Data listing
** BEGIN **
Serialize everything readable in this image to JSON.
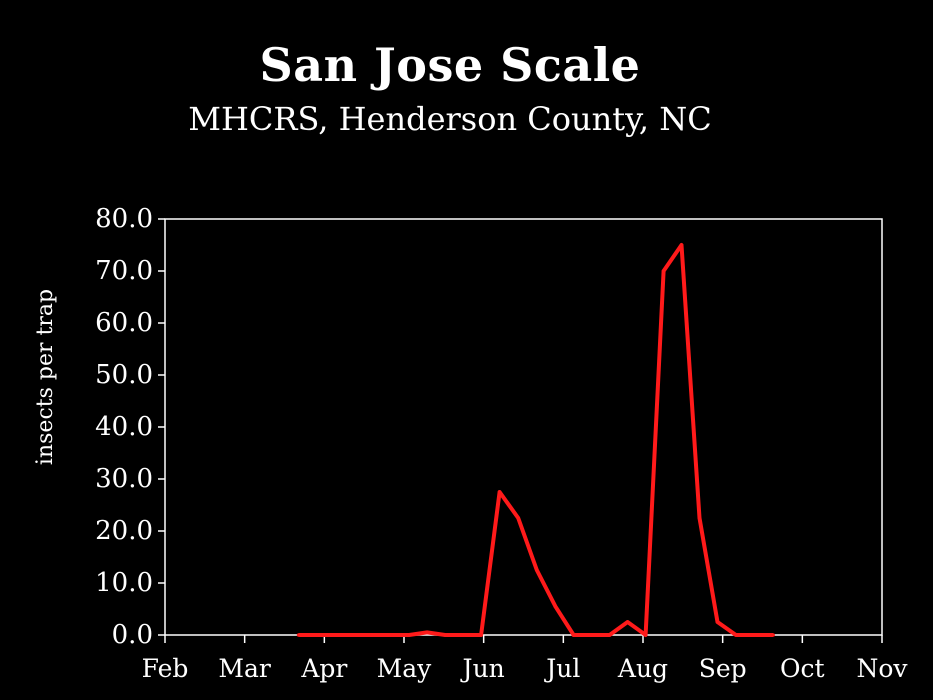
{
  "chart_data": {
    "type": "line",
    "title": "San Jose Scale",
    "subtitle": "MHCRS, Henderson County, NC",
    "ylabel": "insects per trap",
    "xlabel": "",
    "ylim": [
      0,
      80
    ],
    "y_ticks": [
      "0.0",
      "10.0",
      "20.0",
      "30.0",
      "40.0",
      "50.0",
      "60.0",
      "70.0",
      "80.0"
    ],
    "x_tick_labels": [
      "Feb",
      "Mar",
      "Apr",
      "May",
      "Jun",
      "Jul",
      "Aug",
      "Sep",
      "Oct",
      "Nov"
    ],
    "grid": false,
    "line_color": "#ff1a1a",
    "series": [
      {
        "x": [
          "Mar 22",
          "Mar 29",
          "Apr 5",
          "Apr 12",
          "Apr 19",
          "Apr 26",
          "May 3",
          "May 10",
          "May 17",
          "May 24",
          "May 31",
          "Jun 7",
          "Jun 14",
          "Jun 21",
          "Jun 28",
          "Jul 5",
          "Jul 12",
          "Jul 19",
          "Jul 26",
          "Aug 2",
          "Aug 9",
          "Aug 16",
          "Aug 23",
          "Aug 30",
          "Sep 6",
          "Sep 13",
          "Sep 20"
        ],
        "values": [
          0,
          0,
          0,
          0,
          0,
          0,
          0,
          0.5,
          0,
          0,
          0,
          27.5,
          22.5,
          12.5,
          5.5,
          0,
          0,
          0,
          2.5,
          0,
          70,
          75,
          22.5,
          2.5,
          0,
          0,
          0
        ]
      }
    ]
  }
}
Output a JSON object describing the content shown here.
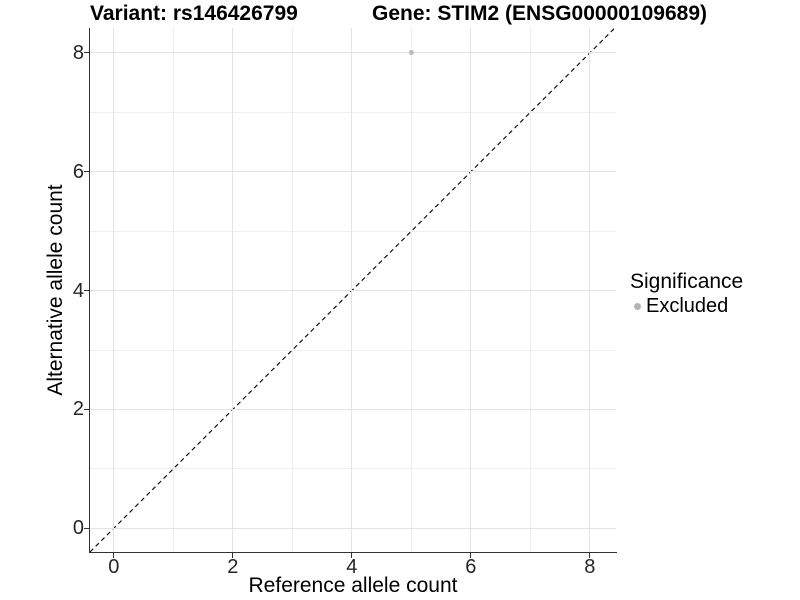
{
  "colors": {
    "background": "#ffffff",
    "grid_major": "#e3e3e3",
    "grid_minor": "#efefef",
    "axis_line": "#333333",
    "tick_mark": "#333333",
    "tick_text": "#262626",
    "title_text": "#000000",
    "point": "#bcbcbc",
    "legend_point": "#b3b3b3",
    "identity_line": "#111111"
  },
  "chart_data": {
    "type": "scatter",
    "title_left": "Variant: rs146426799",
    "title_right": "Gene: STIM2 (ENSG00000109689)",
    "xlabel": "Reference allele count",
    "ylabel": "Alternative allele count",
    "xlim": [
      -0.4,
      8.44
    ],
    "ylim": [
      -0.4,
      8.42
    ],
    "x_ticks": [
      0,
      2,
      4,
      6,
      8
    ],
    "y_ticks": [
      0,
      2,
      4,
      6,
      8
    ],
    "x_minor": [
      1,
      3,
      5,
      7
    ],
    "y_minor": [
      1,
      3,
      5,
      7
    ],
    "grid": true,
    "points": [
      {
        "x": 5,
        "y": 8,
        "series": "Excluded"
      }
    ],
    "identity_line": {
      "slope": 1,
      "intercept": 0,
      "style": "dashed"
    },
    "legend": {
      "title": "Significance",
      "position": "right",
      "items": [
        {
          "label": "Excluded",
          "marker": "circle"
        }
      ]
    }
  }
}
** END **
Task to carry out = Please write out all the data again word for word, but not the pictures.

Exercise response =
Serialize everything readable in this image to JSON.
{
  "chart_data": {
    "type": "line",
    "title": "San Jose Scale",
    "subtitle": "MHCRS, Henderson County, NC",
    "ylabel": "insects per trap",
    "xlabel": "",
    "ylim": [
      0,
      80
    ],
    "y_ticks": [
      "0.0",
      "10.0",
      "20.0",
      "30.0",
      "40.0",
      "50.0",
      "60.0",
      "70.0",
      "80.0"
    ],
    "x_tick_labels": [
      "Feb",
      "Mar",
      "Apr",
      "May",
      "Jun",
      "Jul",
      "Aug",
      "Sep",
      "Oct",
      "Nov"
    ],
    "grid": false,
    "line_color": "#ff1a1a",
    "series": [
      {
        "x": [
          "Mar 22",
          "Mar 29",
          "Apr 5",
          "Apr 12",
          "Apr 19",
          "Apr 26",
          "May 3",
          "May 10",
          "May 17",
          "May 24",
          "May 31",
          "Jun 7",
          "Jun 14",
          "Jun 21",
          "Jun 28",
          "Jul 5",
          "Jul 12",
          "Jul 19",
          "Jul 26",
          "Aug 2",
          "Aug 9",
          "Aug 16",
          "Aug 23",
          "Aug 30",
          "Sep 6",
          "Sep 13",
          "Sep 20"
        ],
        "values": [
          0,
          0,
          0,
          0,
          0,
          0,
          0,
          0.5,
          0,
          0,
          0,
          27.5,
          22.5,
          12.5,
          5.5,
          0,
          0,
          0,
          2.5,
          0,
          70,
          75,
          22.5,
          2.5,
          0,
          0,
          0
        ]
      }
    ]
  }
}
Output a JSON object describing the content shown here.
{
  "colors": {
    "background": "#ffffff",
    "grid_major": "#e3e3e3",
    "grid_minor": "#efefef",
    "axis_line": "#333333",
    "tick_mark": "#333333",
    "tick_text": "#262626",
    "title_text": "#000000",
    "point": "#bcbcbc",
    "legend_point": "#b3b3b3",
    "identity_line": "#111111"
  },
  "chart_data": {
    "type": "scatter",
    "title_left": "Variant: rs146426799",
    "title_right": "Gene: STIM2 (ENSG00000109689)",
    "xlabel": "Reference allele count",
    "ylabel": "Alternative allele count",
    "xlim": [
      -0.4,
      8.44
    ],
    "ylim": [
      -0.4,
      8.42
    ],
    "x_ticks": [
      0,
      2,
      4,
      6,
      8
    ],
    "y_ticks": [
      0,
      2,
      4,
      6,
      8
    ],
    "x_minor": [
      1,
      3,
      5,
      7
    ],
    "y_minor": [
      1,
      3,
      5,
      7
    ],
    "grid": true,
    "points": [
      {
        "x": 5,
        "y": 8,
        "series": "Excluded"
      }
    ],
    "identity_line": {
      "slope": 1,
      "intercept": 0,
      "style": "dashed"
    },
    "legend": {
      "title": "Significance",
      "position": "right",
      "items": [
        {
          "label": "Excluded",
          "marker": "circle"
        }
      ]
    }
  }
}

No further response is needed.